Write out the entries below once more, exactly, with the pictures left out.

Records from a dataset:
____
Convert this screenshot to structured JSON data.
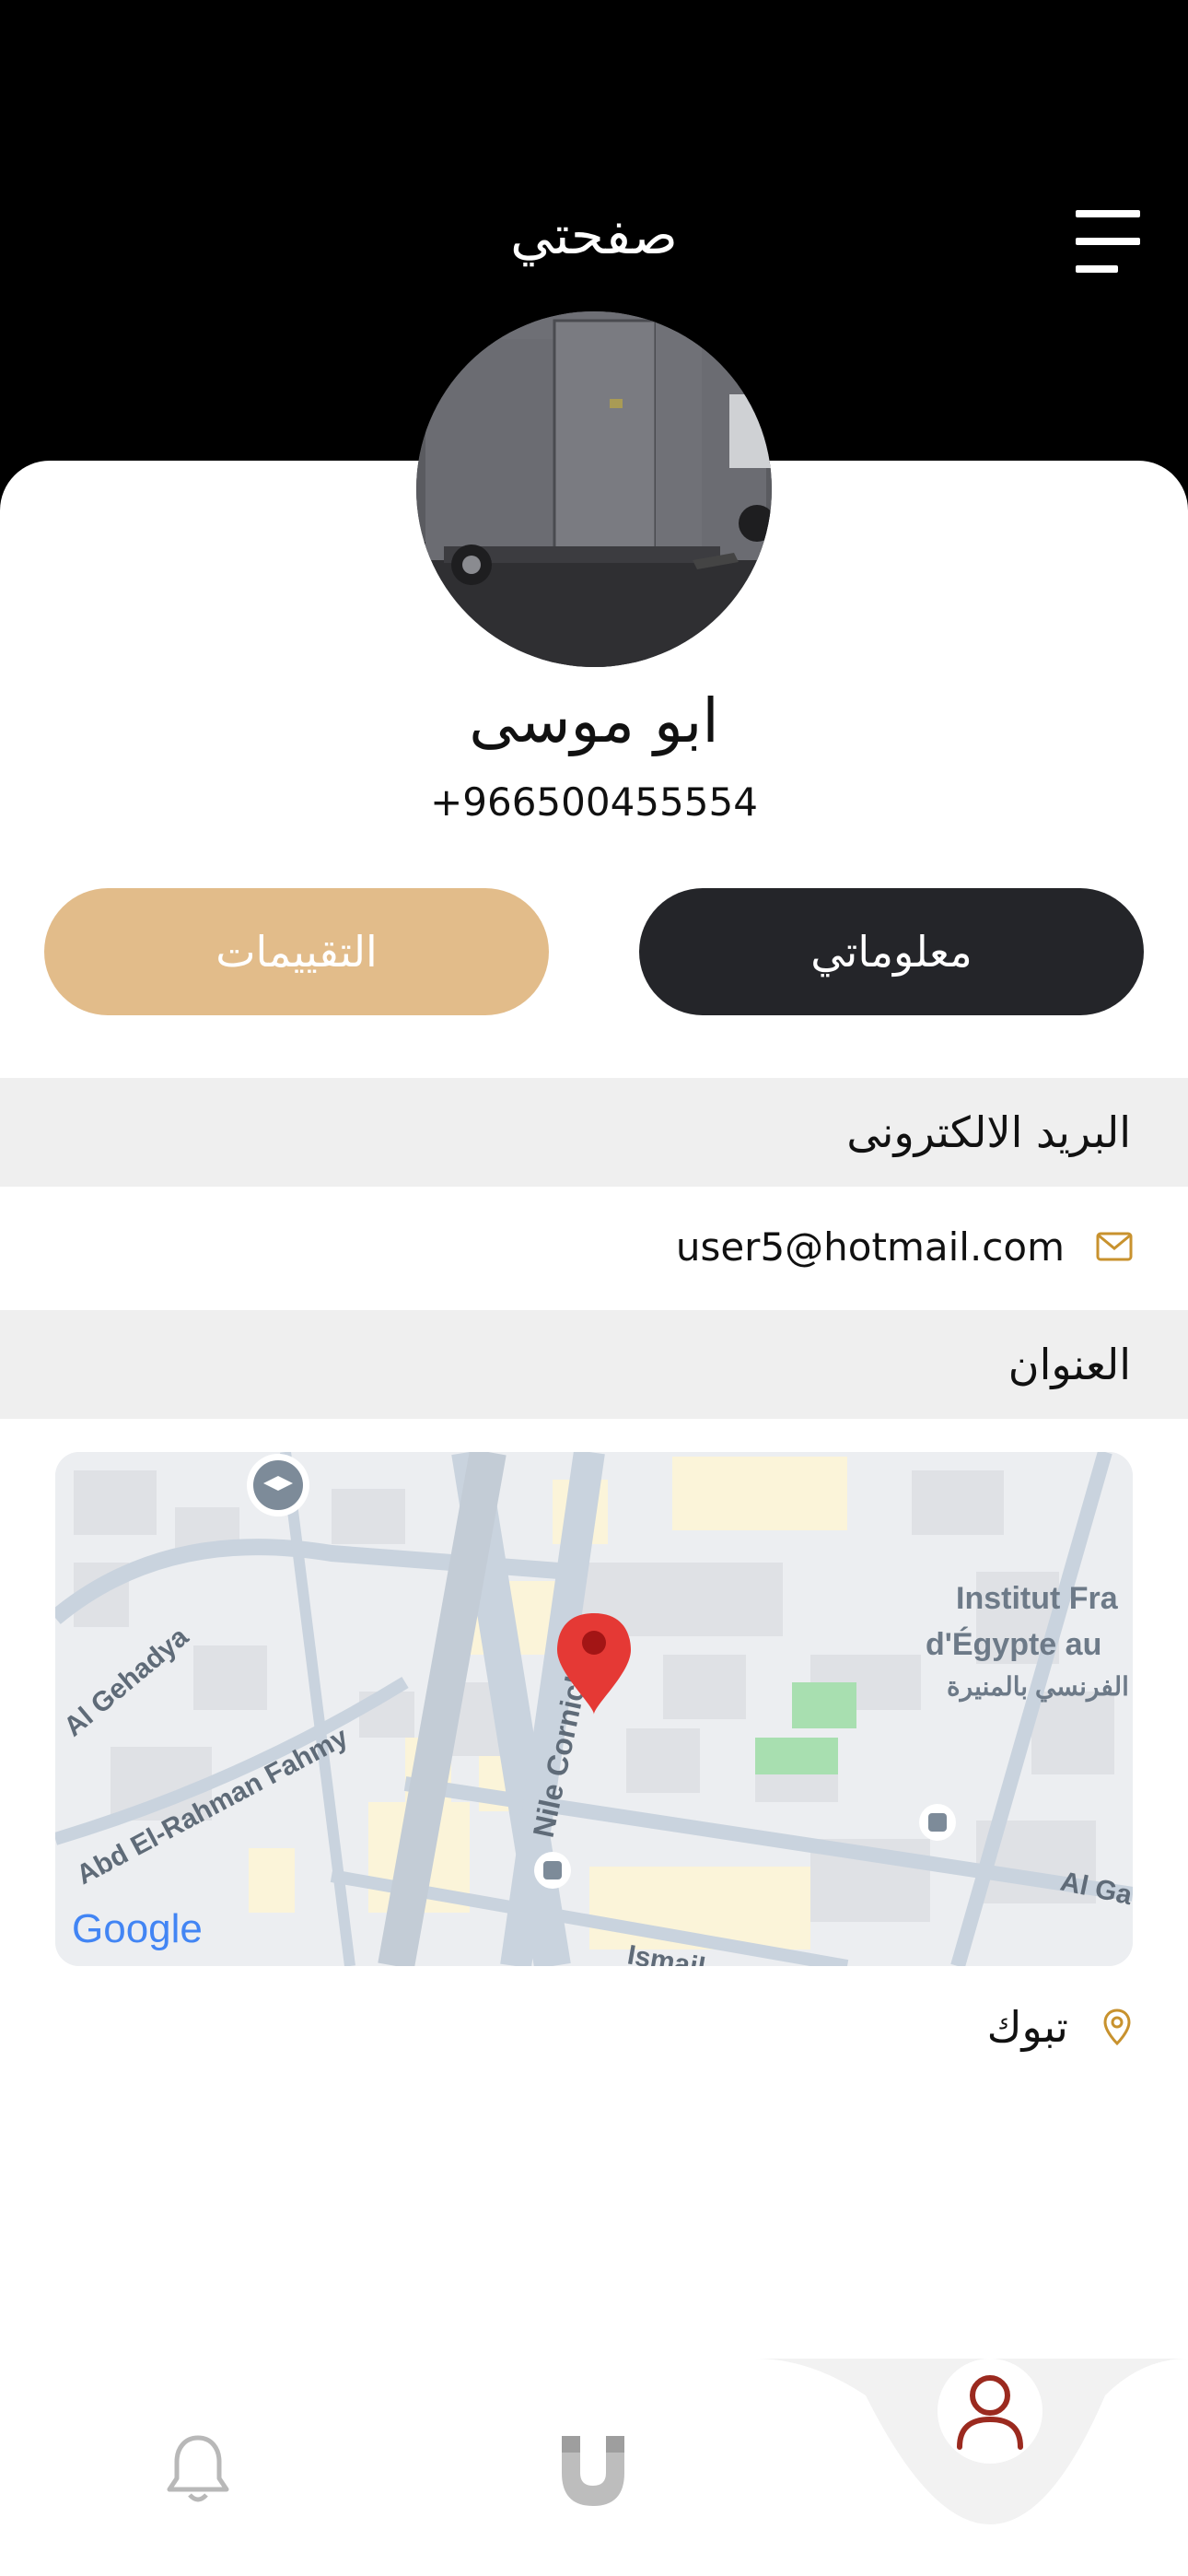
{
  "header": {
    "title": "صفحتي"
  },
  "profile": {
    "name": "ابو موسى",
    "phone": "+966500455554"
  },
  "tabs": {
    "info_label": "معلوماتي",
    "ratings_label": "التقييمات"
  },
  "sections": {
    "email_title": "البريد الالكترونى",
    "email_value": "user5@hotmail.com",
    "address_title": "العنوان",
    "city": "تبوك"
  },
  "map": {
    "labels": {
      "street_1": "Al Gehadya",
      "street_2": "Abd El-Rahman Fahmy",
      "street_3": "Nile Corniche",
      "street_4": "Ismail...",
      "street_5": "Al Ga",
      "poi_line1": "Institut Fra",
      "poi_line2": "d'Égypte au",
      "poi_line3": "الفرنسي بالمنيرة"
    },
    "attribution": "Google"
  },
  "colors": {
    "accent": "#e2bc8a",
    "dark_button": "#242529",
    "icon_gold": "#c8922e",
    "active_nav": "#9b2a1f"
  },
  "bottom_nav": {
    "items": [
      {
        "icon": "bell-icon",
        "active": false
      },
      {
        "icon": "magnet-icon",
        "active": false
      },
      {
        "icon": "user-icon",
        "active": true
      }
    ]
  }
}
____
▶ _Result of this exercise_
Convert this screenshot to structured JSON data.
{
  "header": {
    "title": "صفحتي"
  },
  "profile": {
    "name": "ابو موسى",
    "phone": "+966500455554"
  },
  "tabs": {
    "info_label": "معلوماتي",
    "ratings_label": "التقييمات"
  },
  "sections": {
    "email_title": "البريد الالكترونى",
    "email_value": "user5@hotmail.com",
    "address_title": "العنوان",
    "city": "تبوك"
  },
  "map": {
    "labels": {
      "street_1": "Al Gehadya",
      "street_2": "Abd El-Rahman Fahmy",
      "street_3": "Nile Corniche",
      "street_4": "Ismail...",
      "street_5": "Al Ga",
      "poi_line1": "Institut Fra",
      "poi_line2": "d'Égypte au",
      "poi_line3": "الفرنسي بالمنيرة"
    },
    "attribution": "Google"
  },
  "colors": {
    "accent": "#e2bc8a",
    "dark_button": "#242529",
    "icon_gold": "#c8922e",
    "active_nav": "#9b2a1f"
  },
  "bottom_nav": {
    "items": [
      {
        "icon": "bell-icon",
        "active": false
      },
      {
        "icon": "magnet-icon",
        "active": false
      },
      {
        "icon": "user-icon",
        "active": true
      }
    ]
  }
}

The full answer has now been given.